#### [SET EXERCISE]
Copy every line of the data in which the word "this" occurs.

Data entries
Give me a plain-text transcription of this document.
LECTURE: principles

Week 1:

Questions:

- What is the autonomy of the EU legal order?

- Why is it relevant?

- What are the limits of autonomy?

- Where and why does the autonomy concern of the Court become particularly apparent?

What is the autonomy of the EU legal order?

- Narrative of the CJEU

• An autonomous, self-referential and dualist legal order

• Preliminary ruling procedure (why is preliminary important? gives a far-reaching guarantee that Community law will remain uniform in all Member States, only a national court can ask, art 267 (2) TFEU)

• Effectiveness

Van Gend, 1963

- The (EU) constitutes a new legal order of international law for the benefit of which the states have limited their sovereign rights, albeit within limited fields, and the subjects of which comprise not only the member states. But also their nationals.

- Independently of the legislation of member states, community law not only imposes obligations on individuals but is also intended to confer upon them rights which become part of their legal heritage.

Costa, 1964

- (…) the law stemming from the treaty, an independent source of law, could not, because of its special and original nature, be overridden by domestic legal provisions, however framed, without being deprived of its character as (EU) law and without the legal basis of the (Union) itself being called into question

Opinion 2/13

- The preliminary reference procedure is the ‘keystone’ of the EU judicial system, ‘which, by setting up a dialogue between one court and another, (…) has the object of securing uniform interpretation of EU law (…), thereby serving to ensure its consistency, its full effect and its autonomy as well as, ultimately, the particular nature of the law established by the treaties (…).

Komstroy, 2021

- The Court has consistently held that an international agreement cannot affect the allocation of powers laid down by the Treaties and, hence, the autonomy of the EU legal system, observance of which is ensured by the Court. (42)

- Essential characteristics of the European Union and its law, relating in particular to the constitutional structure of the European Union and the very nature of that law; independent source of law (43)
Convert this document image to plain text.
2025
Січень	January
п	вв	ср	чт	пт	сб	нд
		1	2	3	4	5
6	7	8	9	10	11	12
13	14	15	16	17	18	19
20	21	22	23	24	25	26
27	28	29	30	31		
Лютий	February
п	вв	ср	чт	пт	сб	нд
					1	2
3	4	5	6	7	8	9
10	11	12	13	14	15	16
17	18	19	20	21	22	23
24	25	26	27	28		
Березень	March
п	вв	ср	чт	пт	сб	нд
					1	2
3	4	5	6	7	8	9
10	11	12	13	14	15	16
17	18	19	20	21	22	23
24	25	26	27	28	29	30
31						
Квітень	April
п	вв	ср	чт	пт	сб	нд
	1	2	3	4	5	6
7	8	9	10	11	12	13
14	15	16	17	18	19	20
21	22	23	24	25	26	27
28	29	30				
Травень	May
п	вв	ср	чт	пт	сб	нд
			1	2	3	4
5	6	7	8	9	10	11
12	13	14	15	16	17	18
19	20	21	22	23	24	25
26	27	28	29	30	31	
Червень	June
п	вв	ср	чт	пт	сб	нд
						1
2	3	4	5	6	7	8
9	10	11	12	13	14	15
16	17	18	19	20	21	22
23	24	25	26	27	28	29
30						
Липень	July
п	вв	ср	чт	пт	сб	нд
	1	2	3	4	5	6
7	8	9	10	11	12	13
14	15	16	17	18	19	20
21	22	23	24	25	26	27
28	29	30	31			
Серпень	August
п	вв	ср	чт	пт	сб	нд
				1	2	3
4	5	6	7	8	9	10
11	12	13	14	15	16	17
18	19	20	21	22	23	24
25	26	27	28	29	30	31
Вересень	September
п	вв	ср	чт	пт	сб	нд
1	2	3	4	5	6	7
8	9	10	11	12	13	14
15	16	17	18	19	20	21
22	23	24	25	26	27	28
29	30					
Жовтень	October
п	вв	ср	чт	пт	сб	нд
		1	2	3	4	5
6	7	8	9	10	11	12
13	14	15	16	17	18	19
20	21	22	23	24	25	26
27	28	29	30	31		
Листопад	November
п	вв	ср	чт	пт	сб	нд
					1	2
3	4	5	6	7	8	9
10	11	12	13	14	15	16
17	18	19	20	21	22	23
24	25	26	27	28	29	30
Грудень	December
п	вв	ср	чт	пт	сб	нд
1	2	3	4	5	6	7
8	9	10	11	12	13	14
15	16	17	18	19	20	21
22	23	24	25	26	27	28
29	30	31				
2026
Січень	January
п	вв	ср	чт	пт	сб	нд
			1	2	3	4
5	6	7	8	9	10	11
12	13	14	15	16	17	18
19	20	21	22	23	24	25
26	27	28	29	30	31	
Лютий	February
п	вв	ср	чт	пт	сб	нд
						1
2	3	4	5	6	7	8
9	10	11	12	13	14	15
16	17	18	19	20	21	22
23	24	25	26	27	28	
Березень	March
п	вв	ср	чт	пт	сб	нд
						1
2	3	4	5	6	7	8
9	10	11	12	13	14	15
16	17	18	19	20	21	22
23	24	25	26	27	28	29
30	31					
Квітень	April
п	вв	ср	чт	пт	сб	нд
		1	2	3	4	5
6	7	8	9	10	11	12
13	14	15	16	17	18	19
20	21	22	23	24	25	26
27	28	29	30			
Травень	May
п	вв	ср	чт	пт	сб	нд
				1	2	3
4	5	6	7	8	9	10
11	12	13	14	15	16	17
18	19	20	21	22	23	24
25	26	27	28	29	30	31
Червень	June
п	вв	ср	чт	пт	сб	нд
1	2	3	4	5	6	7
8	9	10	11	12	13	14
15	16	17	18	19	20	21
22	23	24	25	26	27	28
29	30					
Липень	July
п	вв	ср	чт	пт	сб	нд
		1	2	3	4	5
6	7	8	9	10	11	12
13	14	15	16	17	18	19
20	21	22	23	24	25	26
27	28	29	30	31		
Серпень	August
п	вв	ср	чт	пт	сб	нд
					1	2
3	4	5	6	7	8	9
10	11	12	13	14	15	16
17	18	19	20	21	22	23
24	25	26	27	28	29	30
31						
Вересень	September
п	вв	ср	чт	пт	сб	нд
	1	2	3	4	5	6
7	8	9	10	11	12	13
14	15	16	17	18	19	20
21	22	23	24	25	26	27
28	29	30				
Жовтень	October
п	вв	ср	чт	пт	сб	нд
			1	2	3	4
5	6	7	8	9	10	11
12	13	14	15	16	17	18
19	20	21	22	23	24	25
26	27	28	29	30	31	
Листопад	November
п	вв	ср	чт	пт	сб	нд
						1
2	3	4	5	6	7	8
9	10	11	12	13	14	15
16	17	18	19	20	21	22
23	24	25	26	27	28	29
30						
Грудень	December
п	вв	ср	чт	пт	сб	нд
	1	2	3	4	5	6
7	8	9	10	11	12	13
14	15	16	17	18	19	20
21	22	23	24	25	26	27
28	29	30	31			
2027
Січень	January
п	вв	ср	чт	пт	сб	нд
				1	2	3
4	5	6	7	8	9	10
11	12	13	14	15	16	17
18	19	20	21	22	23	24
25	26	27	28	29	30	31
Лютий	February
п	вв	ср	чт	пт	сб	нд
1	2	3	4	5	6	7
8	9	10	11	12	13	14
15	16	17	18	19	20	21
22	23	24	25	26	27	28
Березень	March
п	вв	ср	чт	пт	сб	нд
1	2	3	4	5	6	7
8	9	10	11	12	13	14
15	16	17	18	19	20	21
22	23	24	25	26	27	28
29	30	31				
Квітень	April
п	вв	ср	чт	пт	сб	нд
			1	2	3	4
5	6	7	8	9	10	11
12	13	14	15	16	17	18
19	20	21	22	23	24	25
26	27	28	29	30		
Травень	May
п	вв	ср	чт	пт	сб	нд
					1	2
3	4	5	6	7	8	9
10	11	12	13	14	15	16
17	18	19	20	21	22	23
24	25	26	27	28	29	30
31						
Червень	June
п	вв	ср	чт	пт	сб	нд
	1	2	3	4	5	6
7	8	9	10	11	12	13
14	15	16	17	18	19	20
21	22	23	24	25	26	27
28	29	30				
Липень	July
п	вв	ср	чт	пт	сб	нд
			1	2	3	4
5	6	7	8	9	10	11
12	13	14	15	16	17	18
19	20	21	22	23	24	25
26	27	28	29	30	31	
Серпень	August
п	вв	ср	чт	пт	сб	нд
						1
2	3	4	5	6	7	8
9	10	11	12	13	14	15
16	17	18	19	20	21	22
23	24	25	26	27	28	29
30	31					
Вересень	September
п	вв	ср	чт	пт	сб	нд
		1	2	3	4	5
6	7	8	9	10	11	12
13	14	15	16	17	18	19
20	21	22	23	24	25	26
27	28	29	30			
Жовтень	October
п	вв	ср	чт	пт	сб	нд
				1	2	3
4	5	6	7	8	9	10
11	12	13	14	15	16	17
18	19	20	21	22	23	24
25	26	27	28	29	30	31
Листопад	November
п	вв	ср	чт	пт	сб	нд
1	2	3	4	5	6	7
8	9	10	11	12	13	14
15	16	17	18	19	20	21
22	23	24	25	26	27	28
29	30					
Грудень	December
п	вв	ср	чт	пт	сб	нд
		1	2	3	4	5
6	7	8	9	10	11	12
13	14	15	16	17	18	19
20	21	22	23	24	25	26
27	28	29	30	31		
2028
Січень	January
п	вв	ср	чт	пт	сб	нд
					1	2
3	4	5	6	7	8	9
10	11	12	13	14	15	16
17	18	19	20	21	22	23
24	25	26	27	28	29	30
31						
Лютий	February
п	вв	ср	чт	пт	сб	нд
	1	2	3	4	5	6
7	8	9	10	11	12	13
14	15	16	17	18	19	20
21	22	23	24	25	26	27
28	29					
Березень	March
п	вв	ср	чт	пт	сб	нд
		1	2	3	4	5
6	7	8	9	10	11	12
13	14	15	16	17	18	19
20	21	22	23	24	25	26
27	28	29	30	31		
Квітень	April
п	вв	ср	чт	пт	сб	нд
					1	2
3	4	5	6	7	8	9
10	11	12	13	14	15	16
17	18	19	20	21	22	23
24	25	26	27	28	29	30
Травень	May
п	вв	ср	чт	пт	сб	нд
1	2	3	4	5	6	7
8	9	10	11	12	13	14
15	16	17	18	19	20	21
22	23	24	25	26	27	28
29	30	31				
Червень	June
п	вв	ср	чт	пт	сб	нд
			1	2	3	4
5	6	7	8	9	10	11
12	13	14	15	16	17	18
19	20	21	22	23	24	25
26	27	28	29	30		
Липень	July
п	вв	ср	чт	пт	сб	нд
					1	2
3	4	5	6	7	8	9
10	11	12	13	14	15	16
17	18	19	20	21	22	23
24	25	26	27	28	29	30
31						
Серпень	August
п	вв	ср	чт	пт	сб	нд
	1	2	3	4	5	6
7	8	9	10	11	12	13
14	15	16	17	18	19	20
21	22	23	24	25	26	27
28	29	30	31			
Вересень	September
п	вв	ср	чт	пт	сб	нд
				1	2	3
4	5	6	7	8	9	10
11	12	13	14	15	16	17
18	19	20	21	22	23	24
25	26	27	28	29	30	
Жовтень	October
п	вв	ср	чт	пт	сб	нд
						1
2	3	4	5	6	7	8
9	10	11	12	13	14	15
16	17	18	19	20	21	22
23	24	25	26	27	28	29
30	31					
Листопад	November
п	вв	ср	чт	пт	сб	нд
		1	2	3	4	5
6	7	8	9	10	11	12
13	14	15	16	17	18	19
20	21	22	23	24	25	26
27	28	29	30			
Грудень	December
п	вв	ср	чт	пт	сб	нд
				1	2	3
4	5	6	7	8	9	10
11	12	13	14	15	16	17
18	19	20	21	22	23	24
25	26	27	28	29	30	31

#### [OUTPUT OF THE EXERCISE]
Give me a plain-text transcription of this document.
Convert this document image to plain text.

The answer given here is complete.